| Task goal |
Copy out all lines carrying the word "MIÉRCOLES".

[Entries from a dataset]
────────────────────

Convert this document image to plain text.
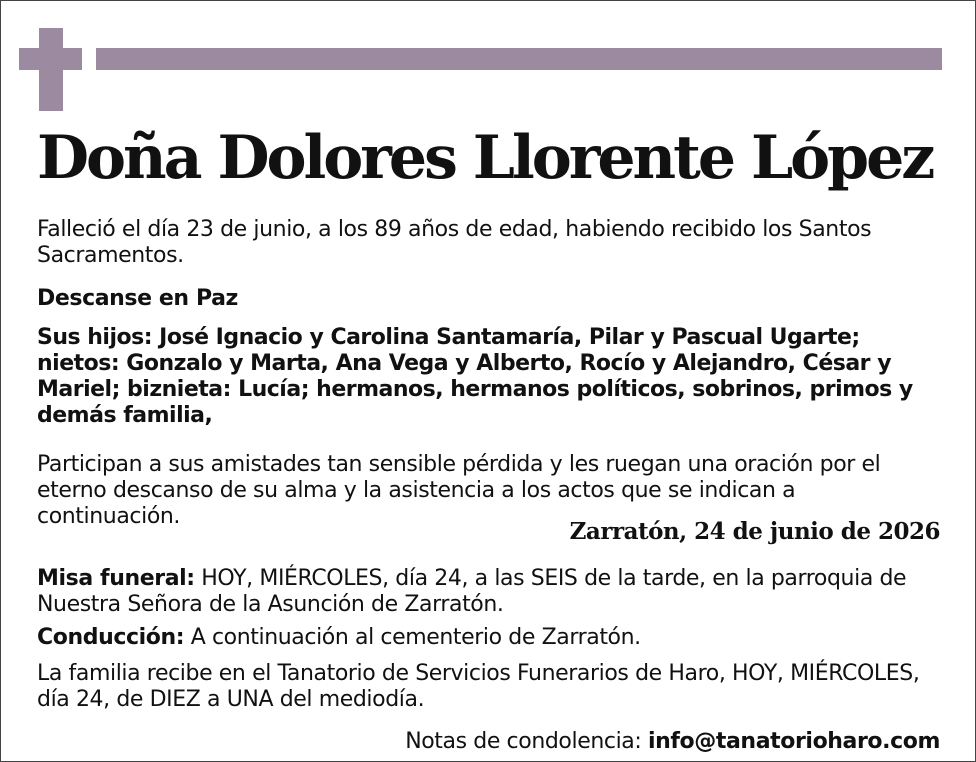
Doña Dolores Llorente López
Falleció el día 23 de junio, a los 89 años de edad, habiendo recibido los Santos Sacramentos.
Descanse en Paz
Sus hijos: José Ignacio y Carolina Santamaría, Pilar y Pascual Ugarte; nietos: Gonzalo y Marta, Ana Vega y Alberto, Rocío y Alejandro, César y Mariel; biznieta: Lucía; hermanos, hermanos políticos, sobrinos, primos y demás familia,
Participan a sus amistades tan sensible pérdida y les ruegan una oración por el eterno descanso de su alma y la asistencia a los actos que se indican a continuación.
Zarratón, 24 de junio de 2026
Misa funeral: HOY, MIÉRCOLES, día 24, a las SEIS de la tarde, en la parroquia de Nuestra Señora de la Asunción de Zarratón.
Conducción: A continuación al cementerio de Zarratón.
La familia recibe en el Tanatorio de Servicios Funerarios de Haro, HOY, MIÉRCOLES, día 24, de DIEZ a UNA del mediodía.
Notas de condolencia: info@tanatorioharo.com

────────────────────

| Output |
Misa funeral: HOY, MIÉRCOLES, día 24, a las SEIS de la tarde, en la parroquia de Nuestra Señora de la Asunción de Zarratón.
La familia recibe en el Tanatorio de Servicios Funerarios de Haro, HOY, MIÉRCOLES, día 24, de DIEZ a UNA del mediodía.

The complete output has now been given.